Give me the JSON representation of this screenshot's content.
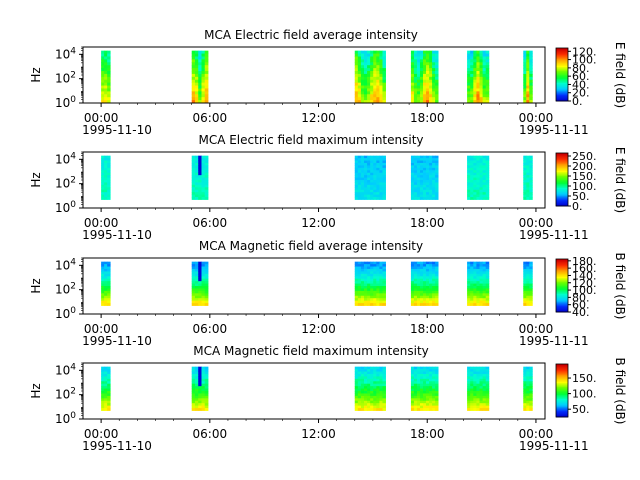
{
  "figure": {
    "date_start": "1995-11-10",
    "date_end": "1995-11-11"
  },
  "chart_data": [
    {
      "type": "heatmap",
      "title": "MCA  Electric field average intensity",
      "ylabel": "Hz",
      "ylim": [
        1,
        40000
      ],
      "y_scale": "log",
      "y_ticks": [
        "10^0",
        "10^2",
        "10^4"
      ],
      "x_ticks": [
        "00:00",
        "06:00",
        "12:00",
        "18:00",
        "00:00"
      ],
      "xlim_hours": [
        -1,
        24.5
      ],
      "colorbar_label": "E field (dB)",
      "colorbar_ticks": [
        "0.",
        "20.",
        "40.",
        "60.",
        "80.",
        "100.",
        "120."
      ],
      "colorbar_range": [
        0,
        128
      ],
      "colormap": [
        "#0000cc",
        "#0033ff",
        "#00ccff",
        "#00ffcc",
        "#00ff33",
        "#66ff00",
        "#ffff00",
        "#ffaa00",
        "#ff3300",
        "#cc0000"
      ],
      "data_segments_hours": [
        [
          0,
          0.5
        ],
        [
          5.0,
          5.9
        ],
        [
          14.0,
          15.7
        ],
        [
          17.1,
          18.6
        ],
        [
          20.2,
          21.4
        ],
        [
          23.3,
          23.8
        ]
      ],
      "texture": "avg-e"
    },
    {
      "type": "heatmap",
      "title": "MCA  Electric field maximum intensity",
      "ylabel": "Hz",
      "ylim": [
        1,
        40000
      ],
      "y_scale": "log",
      "y_ticks": [
        "10^0",
        "10^2",
        "10^4"
      ],
      "x_ticks": [
        "00:00",
        "06:00",
        "12:00",
        "18:00",
        "00:00"
      ],
      "xlim_hours": [
        -1,
        24.5
      ],
      "colorbar_label": "E field (dB)",
      "colorbar_ticks": [
        "0.",
        "50.",
        "100.",
        "150.",
        "200.",
        "250."
      ],
      "colorbar_range": [
        0,
        265
      ],
      "colormap": [
        "#0000cc",
        "#0033ff",
        "#00ccff",
        "#00ffcc",
        "#00ff33",
        "#66ff00",
        "#ffff00",
        "#ffaa00",
        "#ff3300",
        "#cc0000"
      ],
      "data_segments_hours": [
        [
          0,
          0.5
        ],
        [
          5.0,
          5.9
        ],
        [
          14.0,
          15.7
        ],
        [
          17.1,
          18.6
        ],
        [
          20.2,
          21.4
        ],
        [
          23.3,
          23.8
        ]
      ],
      "texture": "max-e"
    },
    {
      "type": "heatmap",
      "title": "MCA  Magnetic field average intensity",
      "ylabel": "Hz",
      "ylim": [
        1,
        40000
      ],
      "y_scale": "log",
      "y_ticks": [
        "10^0",
        "10^2",
        "10^4"
      ],
      "x_ticks": [
        "00:00",
        "06:00",
        "12:00",
        "18:00",
        "00:00"
      ],
      "xlim_hours": [
        -1,
        24.5
      ],
      "colorbar_label": "B field (dB)",
      "colorbar_ticks": [
        "40.",
        "60.",
        "80.",
        "100.",
        "120.",
        "140.",
        "160.",
        "180."
      ],
      "colorbar_range": [
        40,
        185
      ],
      "colormap": [
        "#0000cc",
        "#0033ff",
        "#00ccff",
        "#00ffcc",
        "#00ff33",
        "#66ff00",
        "#ffff00",
        "#ffaa00",
        "#ff3300",
        "#cc0000"
      ],
      "data_segments_hours": [
        [
          0,
          0.5
        ],
        [
          5.0,
          5.9
        ],
        [
          14.0,
          15.7
        ],
        [
          17.1,
          18.6
        ],
        [
          20.2,
          21.4
        ],
        [
          23.3,
          23.8
        ]
      ],
      "texture": "avg-b"
    },
    {
      "type": "heatmap",
      "title": "MCA  Magnetic field maximum intensity",
      "ylabel": "Hz",
      "ylim": [
        1,
        40000
      ],
      "y_scale": "log",
      "y_ticks": [
        "10^0",
        "10^2",
        "10^4"
      ],
      "x_ticks": [
        "00:00",
        "06:00",
        "12:00",
        "18:00",
        "00:00"
      ],
      "xlim_hours": [
        -1,
        24.5
      ],
      "colorbar_label": "B field (dB)",
      "colorbar_ticks": [
        "50.",
        "100.",
        "150."
      ],
      "colorbar_range": [
        25,
        195
      ],
      "colormap": [
        "#0000cc",
        "#0033ff",
        "#00ccff",
        "#00ffcc",
        "#00ff33",
        "#66ff00",
        "#ffff00",
        "#ffaa00",
        "#ff3300",
        "#cc0000"
      ],
      "data_segments_hours": [
        [
          0,
          0.5
        ],
        [
          5.0,
          5.9
        ],
        [
          14.0,
          15.7
        ],
        [
          17.1,
          18.6
        ],
        [
          20.2,
          21.4
        ],
        [
          23.3,
          23.8
        ]
      ],
      "texture": "max-b"
    }
  ]
}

^^^^

* [EXERCISE PROMPT]: Find the word "Magnetic" in the entries above and gather every line that holds it.

* [WRITTEN ANSWER]:
      "title": "MCA  Magnetic field average intensity",
      "title": "MCA  Magnetic field maximum intensity",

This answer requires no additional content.